**Aim:** Locate each line containing the string "文段出处" and copy it out.

───── Provided entries

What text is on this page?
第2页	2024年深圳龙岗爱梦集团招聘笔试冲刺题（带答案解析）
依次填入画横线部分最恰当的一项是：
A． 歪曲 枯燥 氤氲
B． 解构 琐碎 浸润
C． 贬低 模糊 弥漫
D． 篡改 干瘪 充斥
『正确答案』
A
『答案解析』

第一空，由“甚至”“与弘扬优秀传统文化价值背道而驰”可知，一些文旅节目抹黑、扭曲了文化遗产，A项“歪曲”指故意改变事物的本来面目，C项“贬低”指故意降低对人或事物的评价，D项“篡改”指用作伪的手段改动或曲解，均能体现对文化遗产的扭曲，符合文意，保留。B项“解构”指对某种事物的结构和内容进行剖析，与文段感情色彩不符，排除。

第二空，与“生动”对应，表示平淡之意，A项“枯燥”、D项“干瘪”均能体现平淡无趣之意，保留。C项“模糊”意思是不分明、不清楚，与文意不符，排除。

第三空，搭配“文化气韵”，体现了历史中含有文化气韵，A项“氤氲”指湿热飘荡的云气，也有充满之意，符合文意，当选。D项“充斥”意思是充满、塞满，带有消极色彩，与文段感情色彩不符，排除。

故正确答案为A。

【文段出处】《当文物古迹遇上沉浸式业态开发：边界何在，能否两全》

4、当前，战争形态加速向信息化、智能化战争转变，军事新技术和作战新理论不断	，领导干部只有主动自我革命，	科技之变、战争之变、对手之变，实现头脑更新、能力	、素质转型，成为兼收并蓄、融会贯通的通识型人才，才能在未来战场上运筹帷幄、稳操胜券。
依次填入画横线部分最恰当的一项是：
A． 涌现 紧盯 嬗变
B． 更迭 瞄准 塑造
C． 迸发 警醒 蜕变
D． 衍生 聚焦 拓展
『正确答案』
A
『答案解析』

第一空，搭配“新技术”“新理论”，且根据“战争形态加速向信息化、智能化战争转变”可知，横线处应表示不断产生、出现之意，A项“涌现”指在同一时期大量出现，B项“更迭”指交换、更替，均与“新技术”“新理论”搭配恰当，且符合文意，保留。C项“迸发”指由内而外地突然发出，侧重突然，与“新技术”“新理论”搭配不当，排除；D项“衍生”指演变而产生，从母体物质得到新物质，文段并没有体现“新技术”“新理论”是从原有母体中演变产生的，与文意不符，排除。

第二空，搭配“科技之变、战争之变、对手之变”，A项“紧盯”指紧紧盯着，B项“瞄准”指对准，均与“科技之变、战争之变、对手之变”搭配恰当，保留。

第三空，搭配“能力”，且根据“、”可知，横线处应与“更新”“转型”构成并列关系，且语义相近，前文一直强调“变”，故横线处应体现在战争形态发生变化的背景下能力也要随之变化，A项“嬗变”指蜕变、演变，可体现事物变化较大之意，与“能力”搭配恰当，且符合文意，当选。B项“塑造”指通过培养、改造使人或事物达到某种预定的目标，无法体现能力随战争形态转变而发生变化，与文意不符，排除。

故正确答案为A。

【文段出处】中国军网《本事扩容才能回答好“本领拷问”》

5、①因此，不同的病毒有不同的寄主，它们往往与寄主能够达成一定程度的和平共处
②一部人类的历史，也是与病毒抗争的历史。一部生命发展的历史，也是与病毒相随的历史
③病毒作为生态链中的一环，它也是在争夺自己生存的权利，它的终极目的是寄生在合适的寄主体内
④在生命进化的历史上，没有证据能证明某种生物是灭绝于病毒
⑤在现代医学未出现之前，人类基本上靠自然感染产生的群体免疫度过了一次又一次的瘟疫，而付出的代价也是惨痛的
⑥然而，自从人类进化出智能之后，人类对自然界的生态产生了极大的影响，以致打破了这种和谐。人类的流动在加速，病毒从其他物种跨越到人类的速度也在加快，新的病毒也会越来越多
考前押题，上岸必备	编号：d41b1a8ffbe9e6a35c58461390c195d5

──────────

**Exercise solution:**
【文段出处】《当文物古迹遇上沉浸式业态开发：边界何在，能否两全》
【文段出处】中国军网《本事扩容才能回答好“本领拷问”》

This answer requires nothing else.